++++ Supplied material

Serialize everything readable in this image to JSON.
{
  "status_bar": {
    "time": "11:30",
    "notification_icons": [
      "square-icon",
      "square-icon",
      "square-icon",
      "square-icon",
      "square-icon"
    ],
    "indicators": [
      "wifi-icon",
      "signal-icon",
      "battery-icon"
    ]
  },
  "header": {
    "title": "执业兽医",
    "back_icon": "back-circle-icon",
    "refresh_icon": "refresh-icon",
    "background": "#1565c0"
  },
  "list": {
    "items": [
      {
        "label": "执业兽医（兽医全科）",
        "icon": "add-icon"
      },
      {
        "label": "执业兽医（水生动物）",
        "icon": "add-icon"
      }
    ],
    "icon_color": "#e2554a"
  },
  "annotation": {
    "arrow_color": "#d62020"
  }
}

++++++++

Each line of the material must be restated exactly.

Serialize everything readable in this image to JSON.
{
  "status_bar": {
    "time": "11:30",
    "notification_icons": [
      "square-icon",
      "square-icon",
      "square-icon",
      "square-icon",
      "square-icon"
    ],
    "indicators": [
      "wifi-icon",
      "signal-icon",
      "battery-icon"
    ]
  },
  "header": {
    "title": "执业兽医",
    "back_icon": "back-circle-icon",
    "refresh_icon": "refresh-icon",
    "background": "#1565c0"
  },
  "list": {
    "items": [
      {
        "label": "执业兽医（兽医全科）",
        "icon": "add-icon"
      },
      {
        "label": "执业兽医（水生动物）",
        "icon": "add-icon"
      }
    ],
    "icon_color": "#e2554a"
  },
  "annotation": {
    "arrow_color": "#d62020"
  }
}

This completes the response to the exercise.